Given request: Read the data and repeat all of it exactly.

Record list:
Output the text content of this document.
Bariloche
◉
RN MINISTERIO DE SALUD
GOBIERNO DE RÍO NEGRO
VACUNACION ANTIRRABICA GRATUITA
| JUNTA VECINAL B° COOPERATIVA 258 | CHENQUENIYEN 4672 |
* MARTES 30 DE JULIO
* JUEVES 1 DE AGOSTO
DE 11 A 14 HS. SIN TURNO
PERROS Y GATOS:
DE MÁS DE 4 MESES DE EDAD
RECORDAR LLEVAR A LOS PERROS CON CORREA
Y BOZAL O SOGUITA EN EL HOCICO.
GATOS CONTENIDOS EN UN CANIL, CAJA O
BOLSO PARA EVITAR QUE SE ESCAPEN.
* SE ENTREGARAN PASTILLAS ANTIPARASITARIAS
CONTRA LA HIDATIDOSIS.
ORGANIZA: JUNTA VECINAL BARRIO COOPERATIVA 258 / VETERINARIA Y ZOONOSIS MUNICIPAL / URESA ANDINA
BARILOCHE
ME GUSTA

Task solution:
Output the text content of this document.
Bariloche
◉
RN MINISTERIO DE SALUD
GOBIERNO DE RÍO NEGRO
VACUNACION ANTIRRABICA GRATUITA
| JUNTA VECINAL B° COOPERATIVA 258 | CHENQUENIYEN 4672 |
* MARTES 30 DE JULIO
* JUEVES 1 DE AGOSTO
DE 11 A 14 HS. SIN TURNO
PERROS Y GATOS:
DE MÁS DE 4 MESES DE EDAD
RECORDAR LLEVAR A LOS PERROS CON CORREA
Y BOZAL O SOGUITA EN EL HOCICO.
GATOS CONTENIDOS EN UN CANIL, CAJA O
BOLSO PARA EVITAR QUE SE ESCAPEN.
* SE ENTREGARAN PASTILLAS ANTIPARASITARIAS
CONTRA LA HIDATIDOSIS.
ORGANIZA: JUNTA VECINAL BARRIO COOPERATIVA 258 / VETERINARIA Y ZOONOSIS MUNICIPAL / URESA ANDINA
BARILOCHE
ME GUSTA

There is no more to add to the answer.